## Consigne
Renvoyez tel quel le passage du texte fourni en commençant par « Et, à ce propos, pourquoi » et en allant jusqu'à « voudraient voir partir. ».

## Texte fourni
———
Je crois que petit à petit une nouvelle conviction se formera dans l’esprit des gens : que cette guerre marque la fin de l’époque des victoires faciles. Que notre armée n’est pas toute puissante. Et surtout : que la guerre ne résout rien, que peut-être la solution n’est pas militaire et que nous ferions mieux de parler avec nos voisins.

Ehoud Olmert a trouvé une preuve de sa grande victoire sur Hassan Nasrallah : « Je visite le pays librement, alors que Nasrallah se cache dans son bunker ! »

On dit que « le style fait l’homme », et par ces mots Olmert montre sa qualité (ou son absence de qualité). Au même moment, des dizaines d’avions et d’hélicoptères de combat israéliens sont là, prêts à tuer Nasrallah si au moins il se montrait. Nasrallah n’a pas un seul avion ou hélicoptère pour tuer Olmert. L’énorme supériorité matérielle de l’armée israélienne sur l’organisation de guérilla n’est pas due à Olmert - mais la capacité du Hezbollah à survivre aux attaques massives de notre armée est certainement due à Nasrallah.

Et, à ce propos, pourquoi Nasrallah voudrait-il tuer Olmert ? Après tout, que lui importe qu’Israël soit dirigé par un politicien en faillite, dont l’incompétence a été prouvée et que beaucoup d’Israéliens voudraient voir partir.
———
## Données fournies
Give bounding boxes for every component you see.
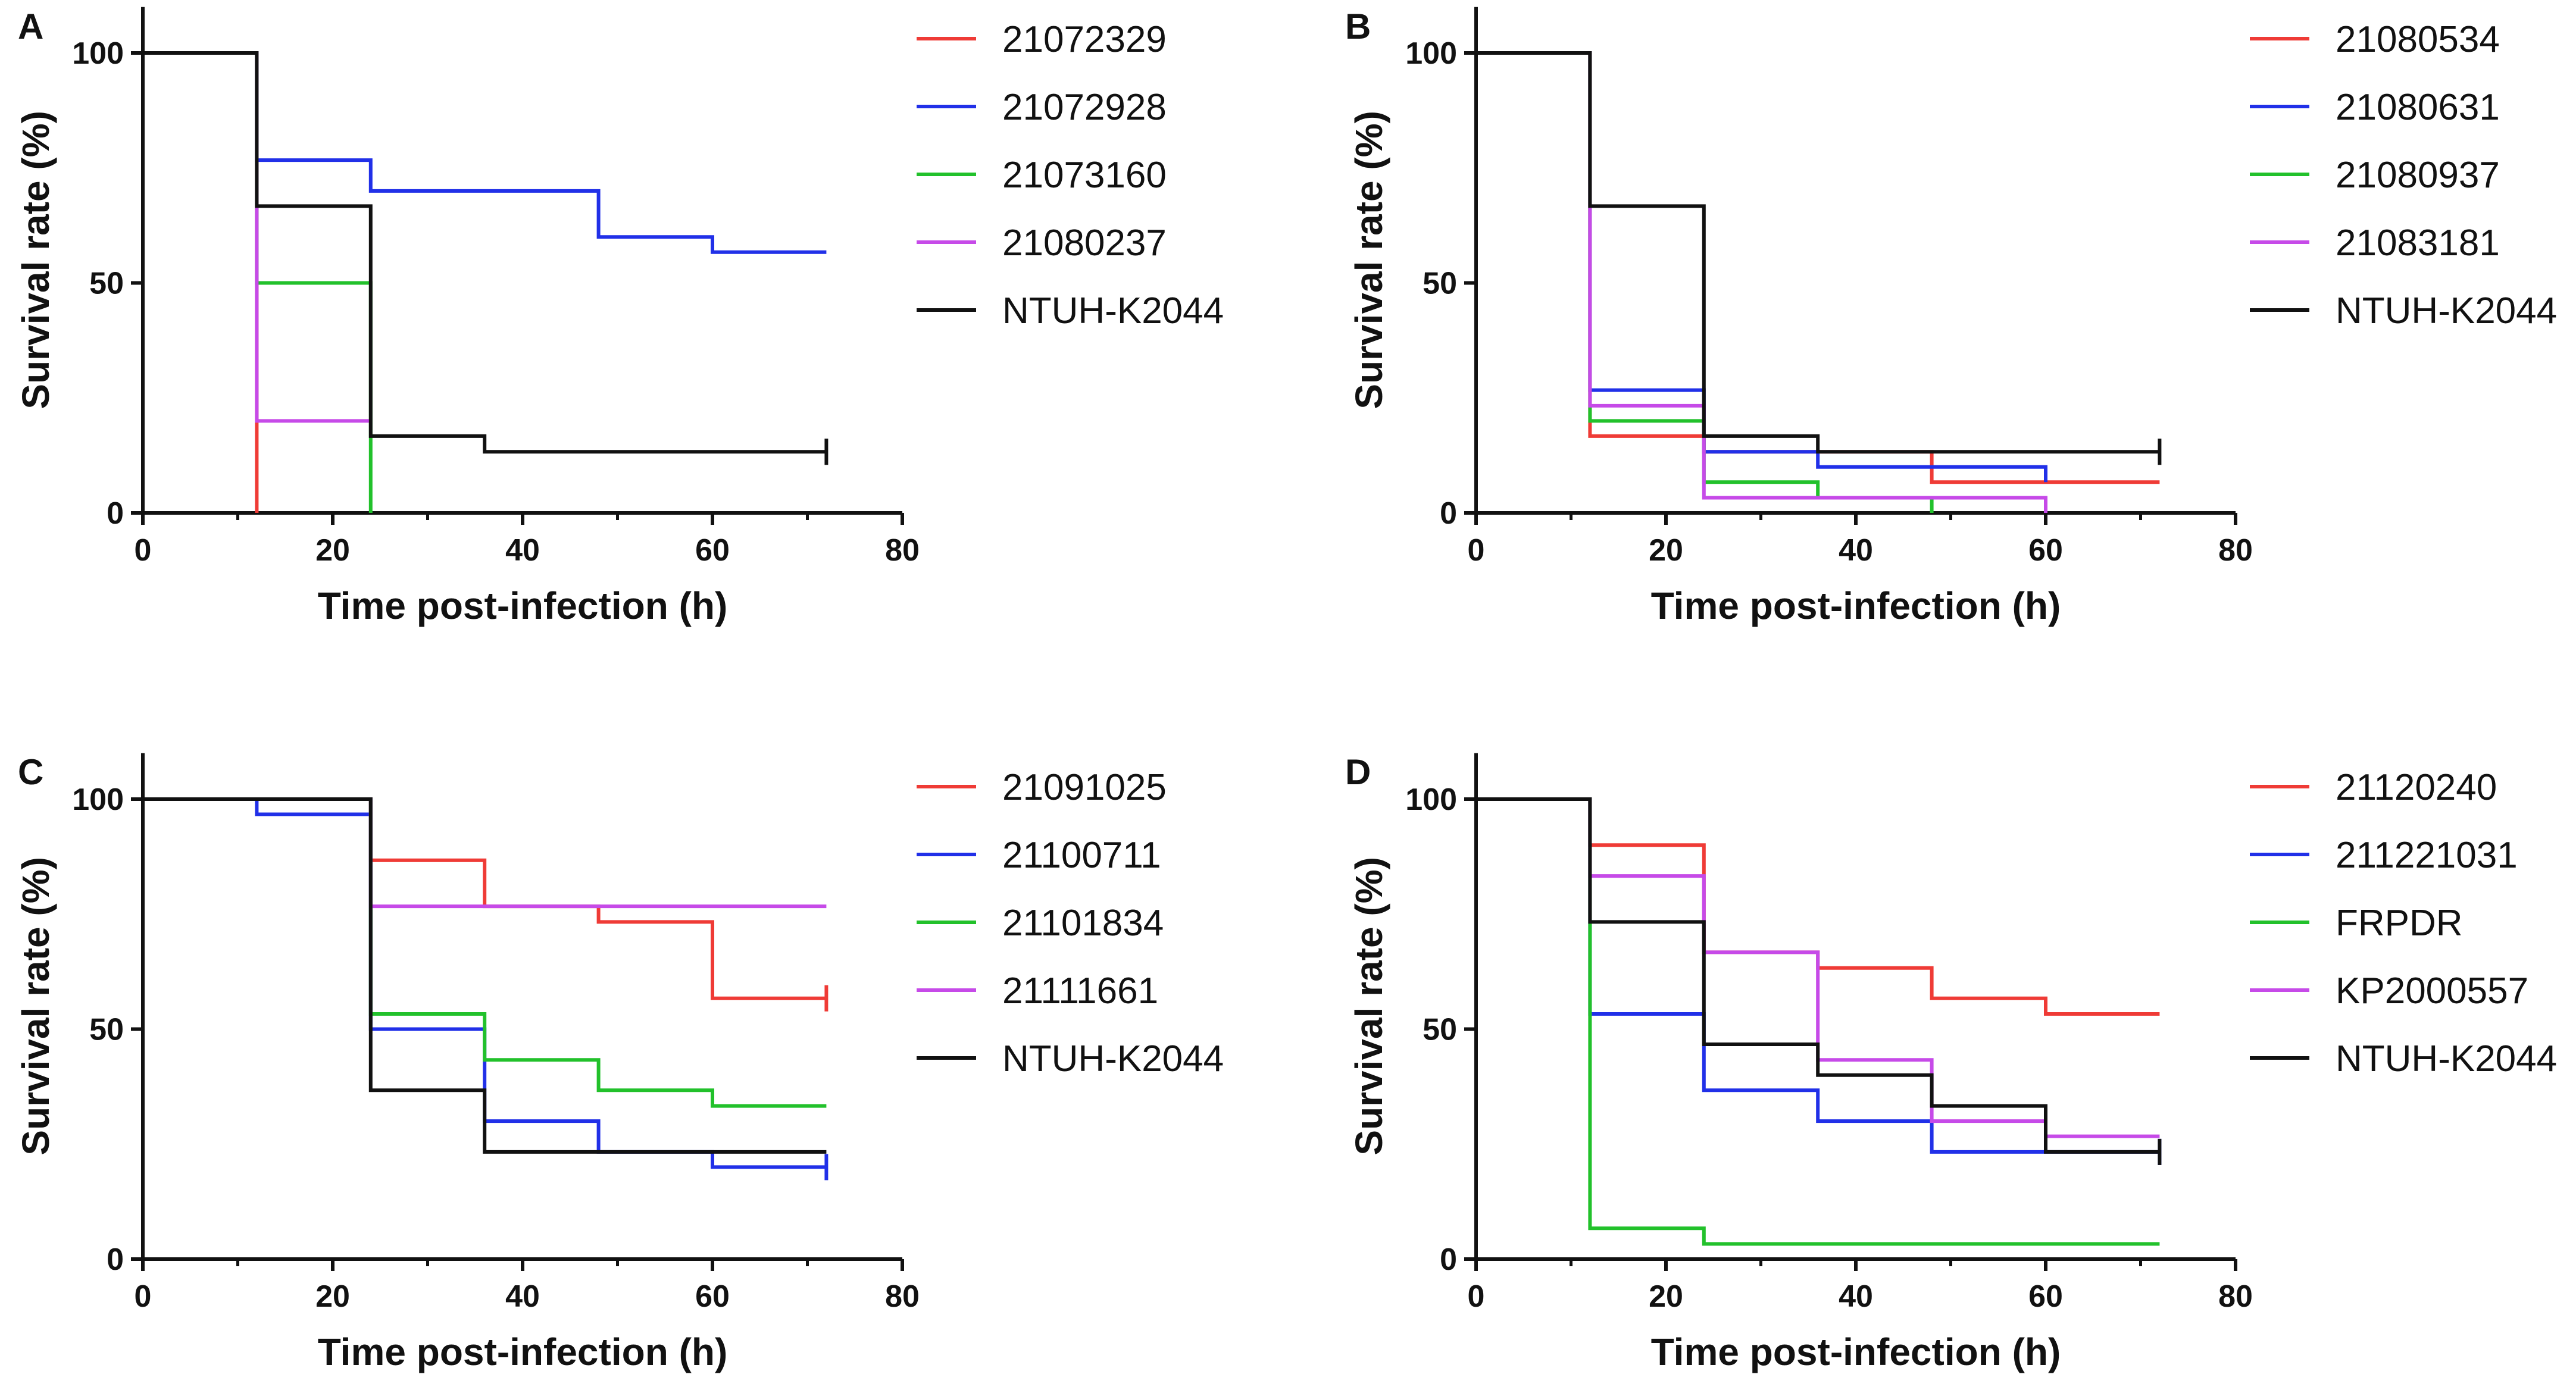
———
## Corrigé
Et, à ce propos, pourquoi Nasrallah voudrait-il tuer Olmert ? Après tout, que lui importe qu’Israël soit dirigé par un politicien en faillite, dont l’incompétence a été prouvée et que beaucoup d’Israéliens voudraient voir partir.